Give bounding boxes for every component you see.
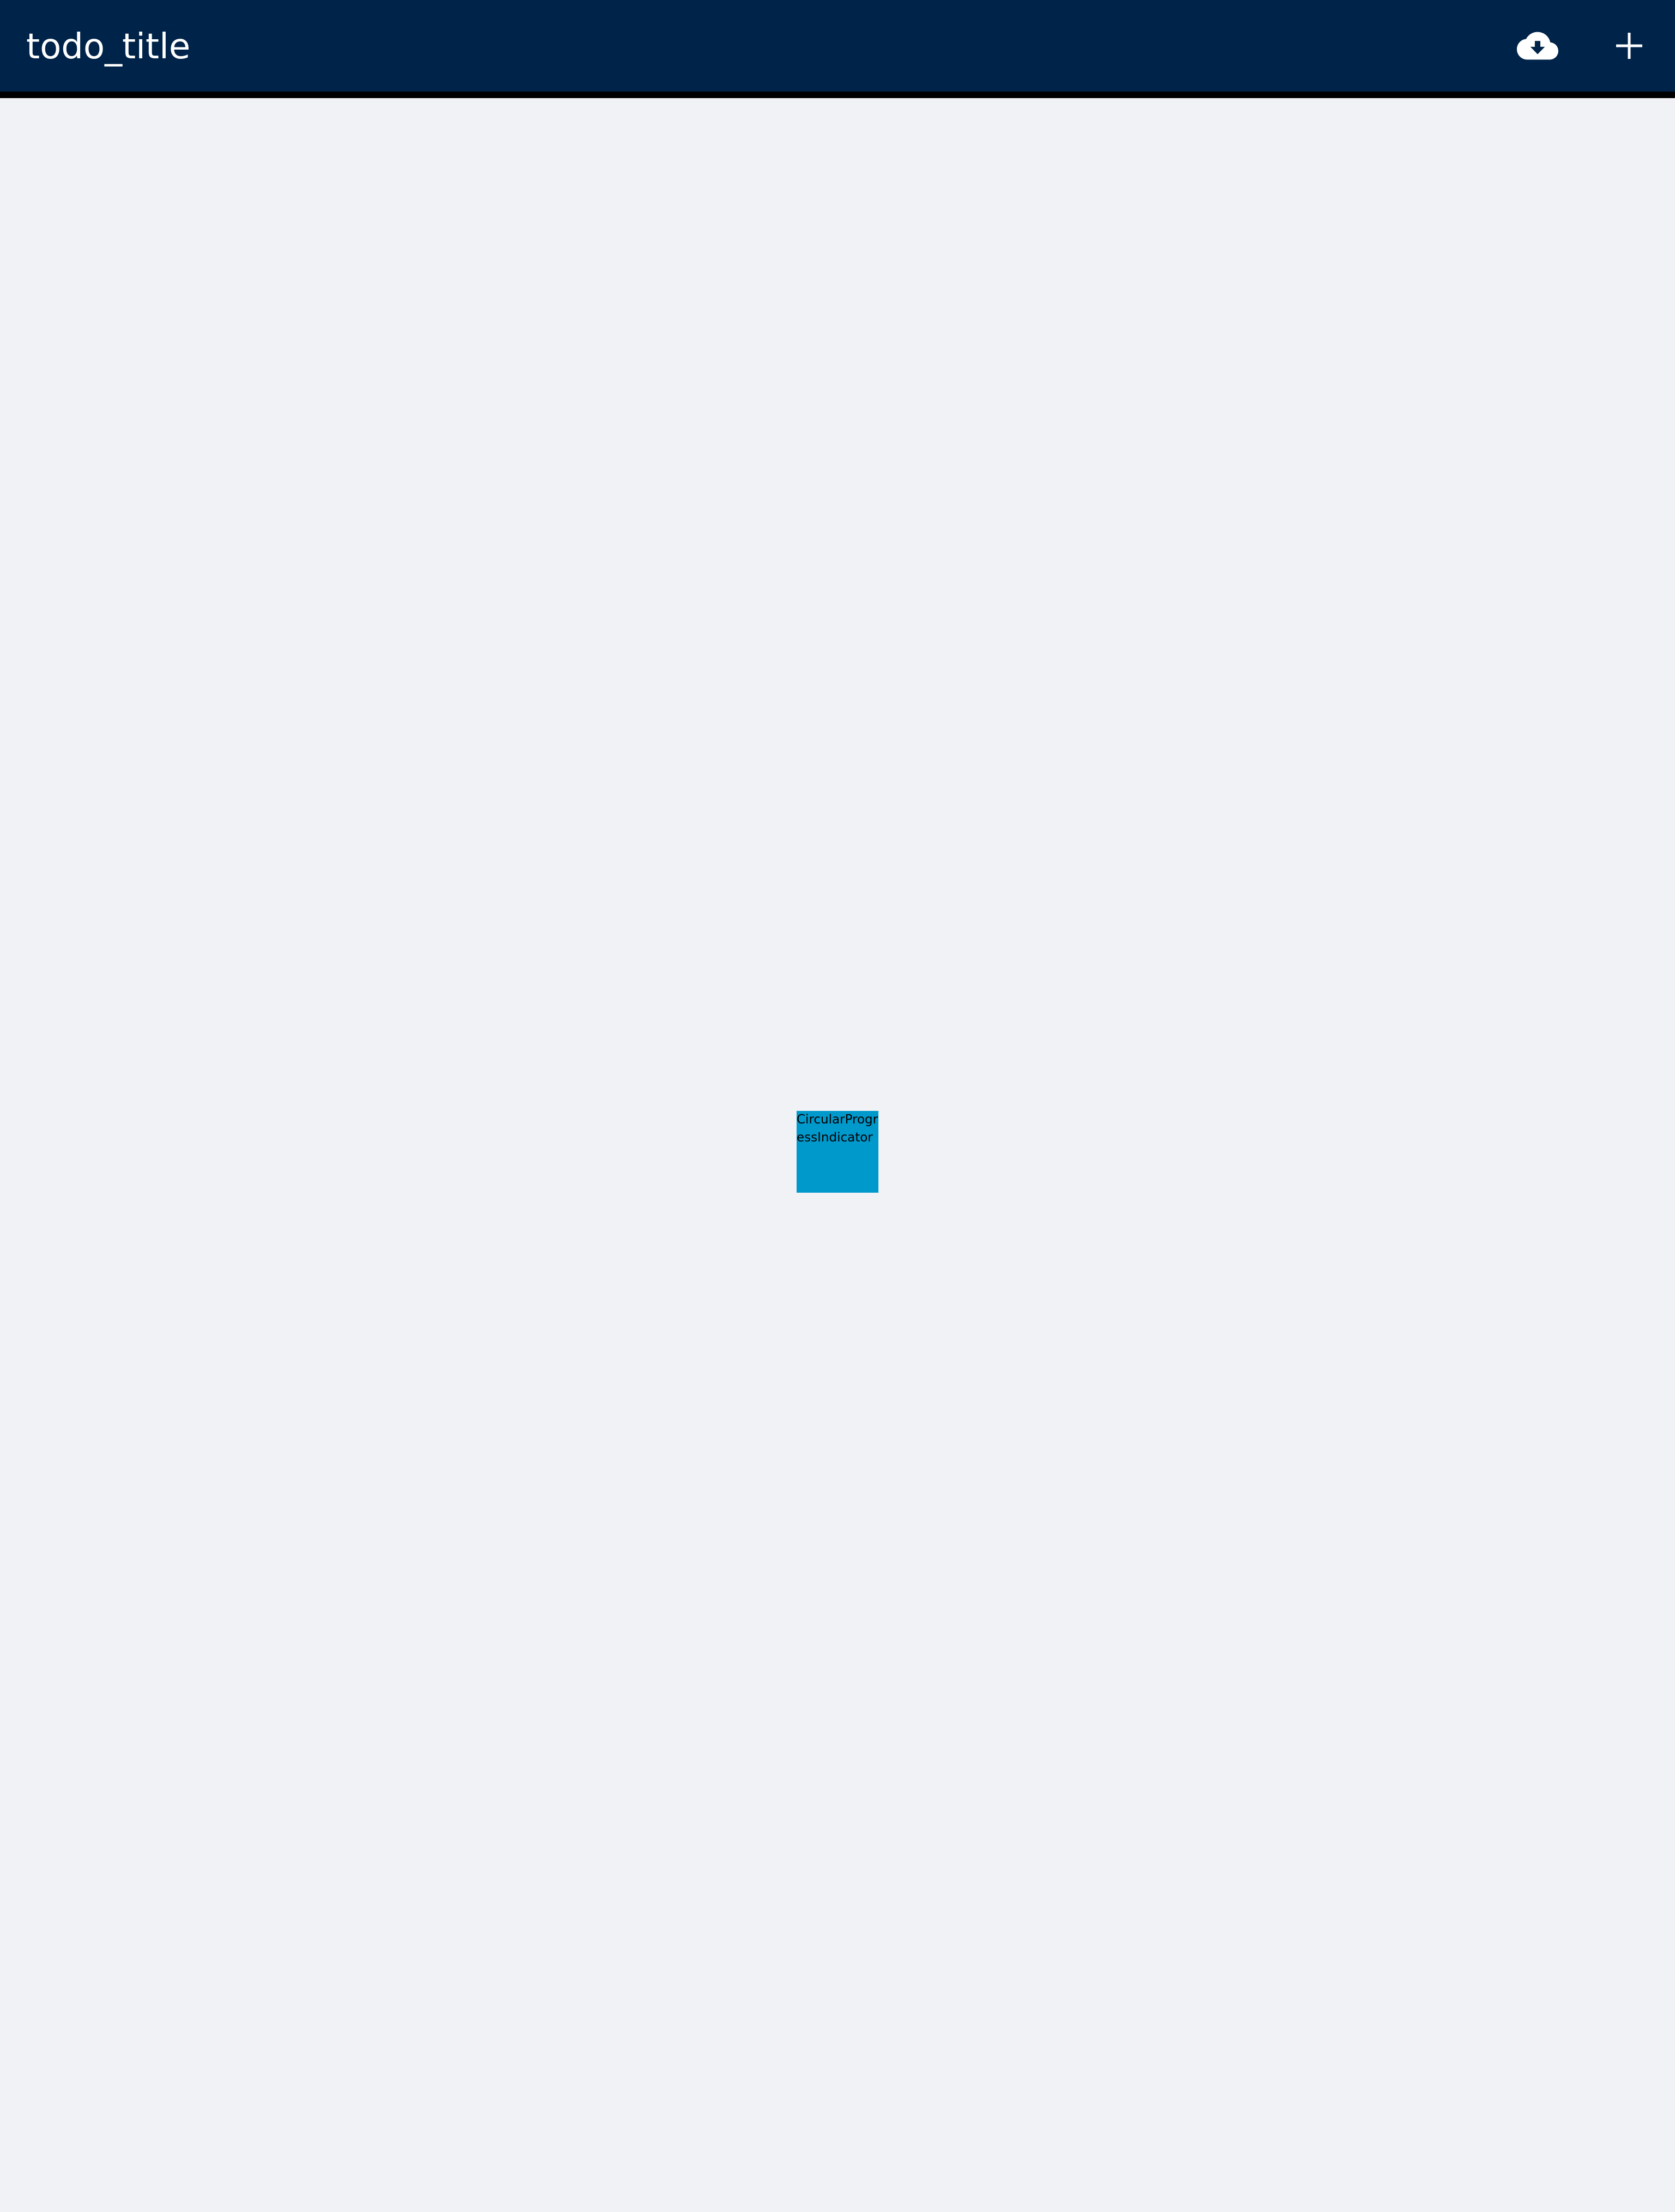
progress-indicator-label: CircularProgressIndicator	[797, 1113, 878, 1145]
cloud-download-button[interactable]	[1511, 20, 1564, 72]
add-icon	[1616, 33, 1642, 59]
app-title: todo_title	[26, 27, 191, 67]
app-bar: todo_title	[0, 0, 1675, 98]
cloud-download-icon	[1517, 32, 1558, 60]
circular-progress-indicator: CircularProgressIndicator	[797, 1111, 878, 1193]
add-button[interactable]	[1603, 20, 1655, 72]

= = =

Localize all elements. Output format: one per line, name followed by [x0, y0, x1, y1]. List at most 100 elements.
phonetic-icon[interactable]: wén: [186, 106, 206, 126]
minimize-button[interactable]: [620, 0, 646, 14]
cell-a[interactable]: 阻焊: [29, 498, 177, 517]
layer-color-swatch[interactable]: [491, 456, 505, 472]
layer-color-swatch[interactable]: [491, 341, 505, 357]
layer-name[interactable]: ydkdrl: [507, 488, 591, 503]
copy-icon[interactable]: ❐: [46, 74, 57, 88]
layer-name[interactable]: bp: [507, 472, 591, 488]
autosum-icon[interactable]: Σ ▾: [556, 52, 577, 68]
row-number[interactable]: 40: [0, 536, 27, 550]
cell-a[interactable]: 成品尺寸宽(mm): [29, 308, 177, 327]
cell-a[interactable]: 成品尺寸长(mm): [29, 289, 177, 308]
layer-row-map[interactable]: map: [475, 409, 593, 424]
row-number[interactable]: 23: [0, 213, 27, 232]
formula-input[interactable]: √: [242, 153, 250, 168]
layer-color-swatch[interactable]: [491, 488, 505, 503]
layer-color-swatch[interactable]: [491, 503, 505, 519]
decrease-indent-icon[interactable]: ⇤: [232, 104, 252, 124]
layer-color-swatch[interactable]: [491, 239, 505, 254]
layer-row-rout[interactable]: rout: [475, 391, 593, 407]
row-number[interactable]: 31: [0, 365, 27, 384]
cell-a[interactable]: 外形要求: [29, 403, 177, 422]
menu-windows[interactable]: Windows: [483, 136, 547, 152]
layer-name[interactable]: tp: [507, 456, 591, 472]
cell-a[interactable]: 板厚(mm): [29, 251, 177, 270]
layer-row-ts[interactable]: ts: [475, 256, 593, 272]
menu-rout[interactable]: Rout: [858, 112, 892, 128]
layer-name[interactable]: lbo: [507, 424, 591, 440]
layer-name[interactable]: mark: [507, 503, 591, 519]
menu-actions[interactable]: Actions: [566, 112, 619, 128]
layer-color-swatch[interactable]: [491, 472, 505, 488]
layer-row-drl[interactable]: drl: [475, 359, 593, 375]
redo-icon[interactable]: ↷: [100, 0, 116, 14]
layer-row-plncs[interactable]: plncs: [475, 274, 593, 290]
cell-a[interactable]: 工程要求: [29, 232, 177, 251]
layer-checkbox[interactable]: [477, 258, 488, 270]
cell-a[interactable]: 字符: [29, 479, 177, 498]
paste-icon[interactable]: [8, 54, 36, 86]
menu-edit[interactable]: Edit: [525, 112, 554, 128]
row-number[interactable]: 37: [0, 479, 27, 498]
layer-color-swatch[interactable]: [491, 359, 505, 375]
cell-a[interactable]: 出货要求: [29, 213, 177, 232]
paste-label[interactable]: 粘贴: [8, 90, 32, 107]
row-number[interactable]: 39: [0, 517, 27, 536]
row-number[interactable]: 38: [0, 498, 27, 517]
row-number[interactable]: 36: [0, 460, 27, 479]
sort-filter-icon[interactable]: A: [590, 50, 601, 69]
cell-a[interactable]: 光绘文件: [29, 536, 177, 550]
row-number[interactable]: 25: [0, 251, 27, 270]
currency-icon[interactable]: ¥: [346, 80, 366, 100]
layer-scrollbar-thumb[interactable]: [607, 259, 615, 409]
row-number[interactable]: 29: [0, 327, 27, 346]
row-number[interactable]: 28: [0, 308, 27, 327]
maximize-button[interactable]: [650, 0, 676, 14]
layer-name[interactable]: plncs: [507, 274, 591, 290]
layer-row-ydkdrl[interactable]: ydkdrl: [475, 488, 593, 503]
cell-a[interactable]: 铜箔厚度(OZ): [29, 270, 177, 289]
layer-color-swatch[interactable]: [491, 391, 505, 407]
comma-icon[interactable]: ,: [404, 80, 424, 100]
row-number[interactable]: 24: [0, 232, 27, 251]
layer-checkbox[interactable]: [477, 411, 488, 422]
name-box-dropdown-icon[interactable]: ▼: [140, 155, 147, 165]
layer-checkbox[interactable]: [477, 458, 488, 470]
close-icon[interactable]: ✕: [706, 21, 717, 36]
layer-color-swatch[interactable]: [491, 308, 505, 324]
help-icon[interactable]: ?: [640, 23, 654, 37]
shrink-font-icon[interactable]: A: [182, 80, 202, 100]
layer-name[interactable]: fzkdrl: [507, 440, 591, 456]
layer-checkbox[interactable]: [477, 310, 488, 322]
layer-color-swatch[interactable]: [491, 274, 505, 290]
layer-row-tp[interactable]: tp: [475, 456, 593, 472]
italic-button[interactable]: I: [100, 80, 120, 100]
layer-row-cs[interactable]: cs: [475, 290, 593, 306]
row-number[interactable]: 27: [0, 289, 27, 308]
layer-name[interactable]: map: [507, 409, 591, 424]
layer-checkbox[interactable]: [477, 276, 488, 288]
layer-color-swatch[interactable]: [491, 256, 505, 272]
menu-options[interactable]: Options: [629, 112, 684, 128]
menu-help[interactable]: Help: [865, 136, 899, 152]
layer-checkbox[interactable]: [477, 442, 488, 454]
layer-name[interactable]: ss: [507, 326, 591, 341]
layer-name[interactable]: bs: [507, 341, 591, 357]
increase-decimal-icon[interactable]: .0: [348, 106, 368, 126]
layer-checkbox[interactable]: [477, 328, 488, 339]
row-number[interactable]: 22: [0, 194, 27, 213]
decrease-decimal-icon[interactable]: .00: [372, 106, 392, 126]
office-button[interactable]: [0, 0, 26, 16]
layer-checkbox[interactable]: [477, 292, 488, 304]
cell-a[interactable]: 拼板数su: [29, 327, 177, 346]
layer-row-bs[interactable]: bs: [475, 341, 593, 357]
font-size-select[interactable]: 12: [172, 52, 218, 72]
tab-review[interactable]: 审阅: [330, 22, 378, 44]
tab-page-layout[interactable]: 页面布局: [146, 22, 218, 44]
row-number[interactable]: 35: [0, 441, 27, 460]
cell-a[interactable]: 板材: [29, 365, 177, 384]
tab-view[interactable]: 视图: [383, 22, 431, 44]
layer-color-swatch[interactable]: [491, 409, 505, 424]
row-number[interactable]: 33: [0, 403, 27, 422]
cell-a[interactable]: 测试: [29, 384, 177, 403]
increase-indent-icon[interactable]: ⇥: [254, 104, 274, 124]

= = =

Copy the lines verbatim, starting at the line containing "Localize all elements." and ending at the line containing "row-number[interactable]: 23: [0, 213, 27, 232]".

Localize all elements. Output format: one per line, name followed by [x0, y0, x1, y1]. List at most 100 elements.
phonetic-icon[interactable]: wén: [186, 106, 206, 126]
minimize-button[interactable]: [620, 0, 646, 14]
cell-a[interactable]: 阻焊: [29, 498, 177, 517]
layer-color-swatch[interactable]: [491, 456, 505, 472]
layer-color-swatch[interactable]: [491, 341, 505, 357]
layer-name[interactable]: ydkdrl: [507, 488, 591, 503]
copy-icon[interactable]: ❐: [46, 74, 57, 88]
layer-name[interactable]: bp: [507, 472, 591, 488]
autosum-icon[interactable]: Σ ▾: [556, 52, 577, 68]
row-number[interactable]: 40: [0, 536, 27, 550]
cell-a[interactable]: 成品尺寸宽(mm): [29, 308, 177, 327]
cell-a[interactable]: 成品尺寸长(mm): [29, 289, 177, 308]
layer-row-map[interactable]: map: [475, 409, 593, 424]
row-number[interactable]: 23: [0, 213, 27, 232]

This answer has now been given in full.